— begin —
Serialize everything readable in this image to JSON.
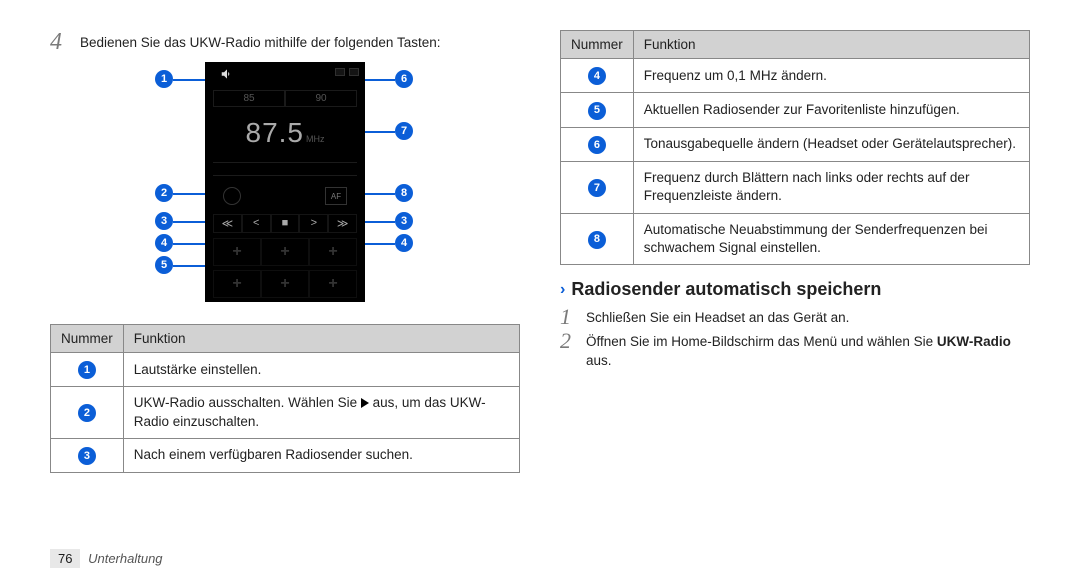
{
  "left": {
    "step4_num": "4",
    "step4_text": "Bedienen Sie das UKW-Radio mithilfe der folgenden Tasten:",
    "phone": {
      "preset_a": "85",
      "preset_b": "90",
      "freq": "87.5",
      "unit": "MHz",
      "af": "AF",
      "controls": [
        "≪",
        "<",
        "■",
        ">",
        "≫"
      ],
      "plus": "+"
    },
    "annot_labels": {
      "a1": "1",
      "a2": "2",
      "a3": "3",
      "a4": "4",
      "a5": "5",
      "a6": "6",
      "a7": "7",
      "a8": "8",
      "a3r": "3",
      "a4r": "4"
    },
    "table": {
      "head_num": "Nummer",
      "head_func": "Funktion",
      "rows": [
        {
          "n": "1",
          "t": "Lautstärke einstellen."
        },
        {
          "n": "2",
          "t_pre": "UKW-Radio ausschalten. Wählen Sie ",
          "t_post": " aus, um das UKW-Radio einzuschalten."
        },
        {
          "n": "3",
          "t": "Nach einem verfügbaren Radiosender suchen."
        }
      ]
    }
  },
  "right": {
    "table": {
      "head_num": "Nummer",
      "head_func": "Funktion",
      "rows": [
        {
          "n": "4",
          "t": "Frequenz um 0,1 MHz ändern."
        },
        {
          "n": "5",
          "t": "Aktuellen Radiosender zur Favoritenliste hinzufügen."
        },
        {
          "n": "6",
          "t": "Tonausgabequelle ändern (Headset oder Gerätelautsprecher)."
        },
        {
          "n": "7",
          "t": "Frequenz durch Blättern nach links oder rechts auf der Frequenzleiste ändern."
        },
        {
          "n": "8",
          "t": "Automatische Neuabstimmung der Senderfrequenzen bei schwachem Signal einstellen."
        }
      ]
    },
    "heading": "Radiosender automatisch speichern",
    "sub1_num": "1",
    "sub1_text": "Schließen Sie ein Headset an das Gerät an.",
    "sub2_num": "2",
    "sub2_text_pre": "Öffnen Sie im Home-Bildschirm das Menü und wählen Sie ",
    "sub2_bold": "UKW-Radio",
    "sub2_text_post": " aus."
  },
  "footer": {
    "page": "76",
    "section": "Unterhaltung"
  }
}
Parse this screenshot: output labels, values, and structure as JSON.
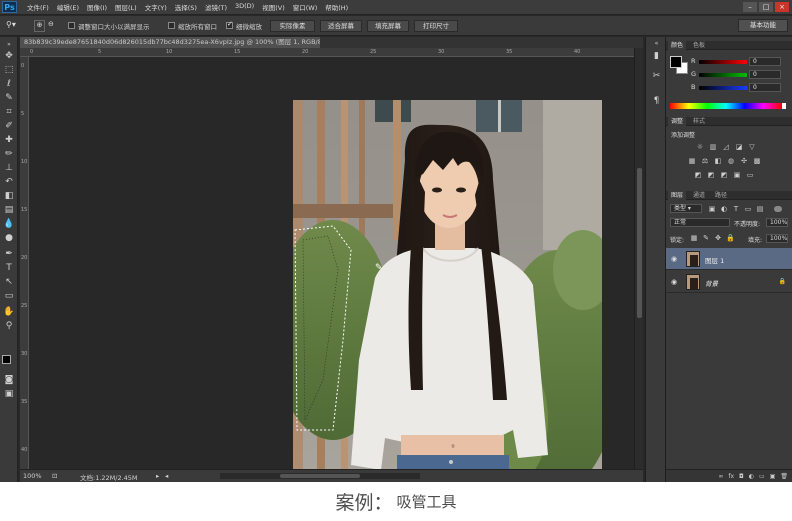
{
  "menubar": {
    "logo": "Ps",
    "items": [
      "文件(F)",
      "编辑(E)",
      "图像(I)",
      "图层(L)",
      "文字(Y)",
      "选择(S)",
      "滤镜(T)",
      "3D(D)",
      "视图(V)",
      "窗口(W)",
      "帮助(H)"
    ],
    "window_buttons": [
      "–",
      "□",
      "×"
    ]
  },
  "options": {
    "tool_label": "🔍",
    "resize_windows_label": "调整窗口大小以满屏显示",
    "zoom_all_label": "缩放所有窗口",
    "scrubby_zoom_label": "细微缩放",
    "scrubby_zoom_checked": true,
    "actual_pixels": "实际像素",
    "fit_screen": "适合屏幕",
    "fill_screen": "填充屏幕",
    "print_size": "打印尺寸",
    "workspace": "基本功能"
  },
  "document": {
    "tab_title": "83b839c39ede87651840d06d826015db77bc48d3275ea-X6vpIz.jpg @ 100% (图层 1, RGB/8#) *",
    "tab_close": "×",
    "ruler_ticks": [
      "0",
      "5",
      "10",
      "15",
      "20",
      "25",
      "30",
      "35",
      "40"
    ]
  },
  "status": {
    "zoom": "100%",
    "doc_info": "文档:1.22M/2.45M"
  },
  "panels": {
    "color_tabs": [
      "颜色",
      "色板"
    ],
    "channels": [
      {
        "label": "R",
        "value": "0"
      },
      {
        "label": "G",
        "value": "0"
      },
      {
        "label": "B",
        "value": "0"
      }
    ],
    "adjust_tabs": [
      "调整",
      "样式"
    ],
    "adjust_title": "添加调整",
    "layers_tabs": [
      "图层",
      "通道",
      "路径"
    ],
    "kind_label": "类型",
    "blend_mode": "正常",
    "opacity_label": "不透明度:",
    "opacity_value": "100%",
    "lock_label": "锁定:",
    "fill_label": "填充:",
    "fill_value": "100%",
    "layers": [
      {
        "name": "图层 1",
        "selected": true
      },
      {
        "name": "背景",
        "selected": false,
        "locked": true
      }
    ],
    "bottom_icons": [
      "∞",
      "fx",
      "◘",
      "◐",
      "▭",
      "▣",
      "🗑"
    ]
  },
  "caption": {
    "title": "案例：",
    "subtitle": "吸管工具"
  },
  "colors": {
    "app_bg": "#282828",
    "panel_bg": "#3a3a3a",
    "selected_layer": "#5a6a85"
  }
}
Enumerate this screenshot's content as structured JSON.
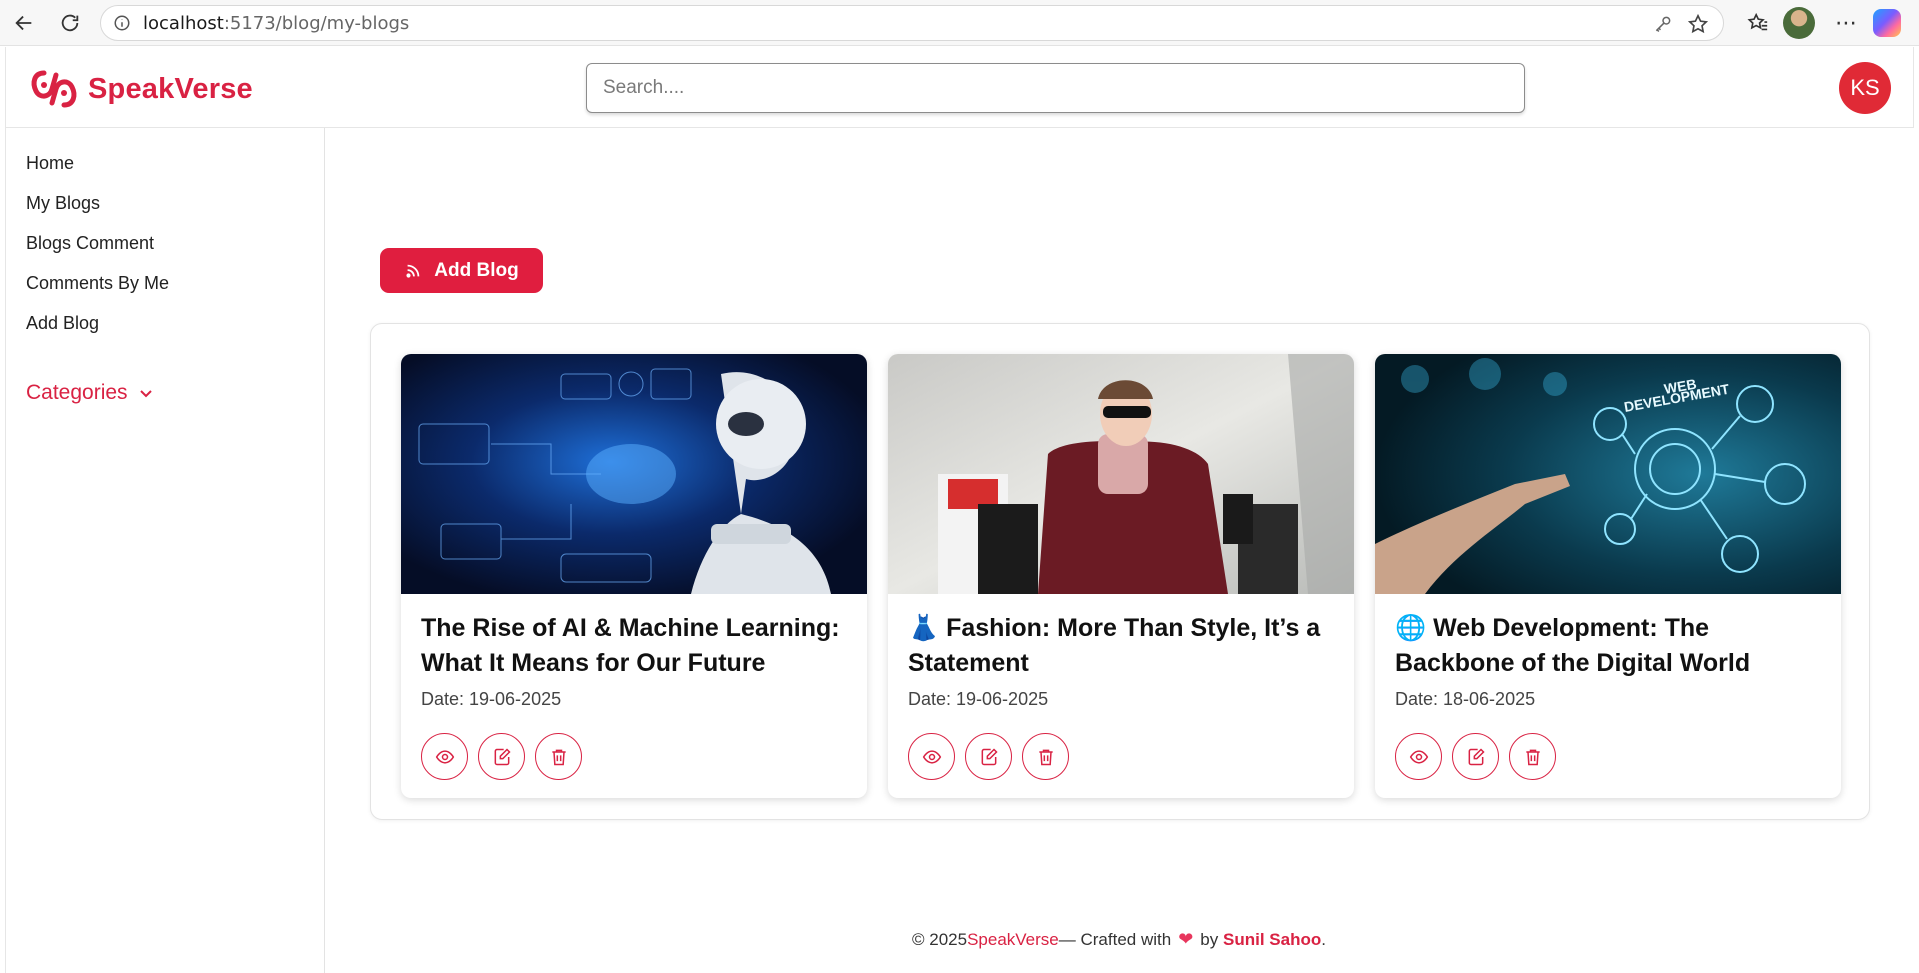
{
  "browser": {
    "url_host": "localhost",
    "url_path": ":5173/blog/my-blogs"
  },
  "header": {
    "brand": "SpeakVerse",
    "search_placeholder": "Search....",
    "avatar_initials": "KS"
  },
  "sidebar": {
    "items": [
      {
        "label": "Home"
      },
      {
        "label": "My Blogs"
      },
      {
        "label": "Blogs Comment"
      },
      {
        "label": "Comments By Me"
      },
      {
        "label": "Add Blog"
      }
    ],
    "categories_label": "Categories"
  },
  "main": {
    "add_blog_label": "Add Blog",
    "blogs": [
      {
        "title": "The Rise of AI & Machine Learning: What It Means for Our Future",
        "date": "Date: 19-06-2025"
      },
      {
        "title": "👗 Fashion: More Than Style, It’s a Statement",
        "date": "Date: 19-06-2025"
      },
      {
        "title": "🌐 Web Development: The Backbone of the Digital World",
        "date": "Date: 18-06-2025"
      }
    ]
  },
  "footer": {
    "copyright": "© 2025",
    "brand": "SpeakVerse",
    "crafted": "— Crafted with",
    "by": "by",
    "author": "Sunil Sahoo",
    "period": "."
  },
  "colors": {
    "brand": "#d92243",
    "button": "#e01e3f",
    "avatar": "#e02a36"
  }
}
— end —
**What is required**
Using the material above, work out how many lines contain the string "Headset". Give that number alone.

**Final result**
2